DESCRIPTION OF THE TASK:
Using the data below, repeat all of it precisely.

Records from a dataset:
------------------------------------------------------------------------

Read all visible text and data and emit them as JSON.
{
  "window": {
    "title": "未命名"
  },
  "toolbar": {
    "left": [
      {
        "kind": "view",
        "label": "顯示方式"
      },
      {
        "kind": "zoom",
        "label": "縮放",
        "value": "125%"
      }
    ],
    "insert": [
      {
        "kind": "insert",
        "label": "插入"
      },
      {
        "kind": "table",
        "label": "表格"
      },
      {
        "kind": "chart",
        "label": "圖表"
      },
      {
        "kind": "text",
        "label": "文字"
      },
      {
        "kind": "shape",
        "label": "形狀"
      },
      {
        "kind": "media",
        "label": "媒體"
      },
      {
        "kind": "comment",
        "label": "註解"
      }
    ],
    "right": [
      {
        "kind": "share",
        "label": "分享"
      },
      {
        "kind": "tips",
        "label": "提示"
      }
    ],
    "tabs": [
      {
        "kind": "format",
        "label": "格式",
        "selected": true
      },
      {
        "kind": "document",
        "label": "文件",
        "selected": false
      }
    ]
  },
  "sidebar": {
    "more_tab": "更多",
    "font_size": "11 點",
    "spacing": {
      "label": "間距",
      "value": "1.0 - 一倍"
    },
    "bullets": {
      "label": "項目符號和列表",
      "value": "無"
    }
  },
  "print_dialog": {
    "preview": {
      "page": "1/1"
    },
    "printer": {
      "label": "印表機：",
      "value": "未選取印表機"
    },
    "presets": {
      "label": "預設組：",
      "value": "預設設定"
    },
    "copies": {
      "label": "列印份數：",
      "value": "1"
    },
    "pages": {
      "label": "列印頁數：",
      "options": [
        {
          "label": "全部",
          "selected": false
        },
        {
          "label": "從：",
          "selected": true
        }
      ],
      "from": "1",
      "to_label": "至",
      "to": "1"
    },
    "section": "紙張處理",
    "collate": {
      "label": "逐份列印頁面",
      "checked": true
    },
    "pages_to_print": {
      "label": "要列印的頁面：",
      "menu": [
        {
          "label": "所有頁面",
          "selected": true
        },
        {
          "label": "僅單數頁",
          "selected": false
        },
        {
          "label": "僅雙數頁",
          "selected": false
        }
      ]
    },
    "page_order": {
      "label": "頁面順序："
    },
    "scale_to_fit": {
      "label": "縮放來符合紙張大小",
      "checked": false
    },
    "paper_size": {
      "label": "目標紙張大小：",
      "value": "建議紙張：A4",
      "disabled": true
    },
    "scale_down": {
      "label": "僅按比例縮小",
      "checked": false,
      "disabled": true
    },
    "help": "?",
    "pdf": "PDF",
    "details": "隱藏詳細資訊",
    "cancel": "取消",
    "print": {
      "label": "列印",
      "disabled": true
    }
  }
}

------------------------------------------------------------------------

ANSWER TO THIS TASK:
Read all visible text and data and emit them as JSON.
{
  "window": {
    "title": "未命名"
  },
  "toolbar": {
    "left": [
      {
        "kind": "view",
        "label": "顯示方式"
      },
      {
        "kind": "zoom",
        "label": "縮放",
        "value": "125%"
      }
    ],
    "insert": [
      {
        "kind": "insert",
        "label": "插入"
      },
      {
        "kind": "table",
        "label": "表格"
      },
      {
        "kind": "chart",
        "label": "圖表"
      },
      {
        "kind": "text",
        "label": "文字"
      },
      {
        "kind": "shape",
        "label": "形狀"
      },
      {
        "kind": "media",
        "label": "媒體"
      },
      {
        "kind": "comment",
        "label": "註解"
      }
    ],
    "right": [
      {
        "kind": "share",
        "label": "分享"
      },
      {
        "kind": "tips",
        "label": "提示"
      }
    ],
    "tabs": [
      {
        "kind": "format",
        "label": "格式",
        "selected": true
      },
      {
        "kind": "document",
        "label": "文件",
        "selected": false
      }
    ]
  },
  "sidebar": {
    "more_tab": "更多",
    "font_size": "11 點",
    "spacing": {
      "label": "間距",
      "value": "1.0 - 一倍"
    },
    "bullets": {
      "label": "項目符號和列表",
      "value": "無"
    }
  },
  "print_dialog": {
    "preview": {
      "page": "1/1"
    },
    "printer": {
      "label": "印表機：",
      "value": "未選取印表機"
    },
    "presets": {
      "label": "預設組：",
      "value": "預設設定"
    },
    "copies": {
      "label": "列印份數：",
      "value": "1"
    },
    "pages": {
      "label": "列印頁數：",
      "options": [
        {
          "label": "全部",
          "selected": false
        },
        {
          "label": "從：",
          "selected": true
        }
      ],
      "from": "1",
      "to_label": "至",
      "to": "1"
    },
    "section": "紙張處理",
    "collate": {
      "label": "逐份列印頁面",
      "checked": true
    },
    "pages_to_print": {
      "label": "要列印的頁面：",
      "menu": [
        {
          "label": "所有頁面",
          "selected": true
        },
        {
          "label": "僅單數頁",
          "selected": false
        },
        {
          "label": "僅雙數頁",
          "selected": false
        }
      ]
    },
    "page_order": {
      "label": "頁面順序："
    },
    "scale_to_fit": {
      "label": "縮放來符合紙張大小",
      "checked": false
    },
    "paper_size": {
      "label": "目標紙張大小：",
      "value": "建議紙張：A4",
      "disabled": true
    },
    "scale_down": {
      "label": "僅按比例縮小",
      "checked": false,
      "disabled": true
    },
    "help": "?",
    "pdf": "PDF",
    "details": "隱藏詳細資訊",
    "cancel": "取消",
    "print": {
      "label": "列印",
      "disabled": true
    }
  }
}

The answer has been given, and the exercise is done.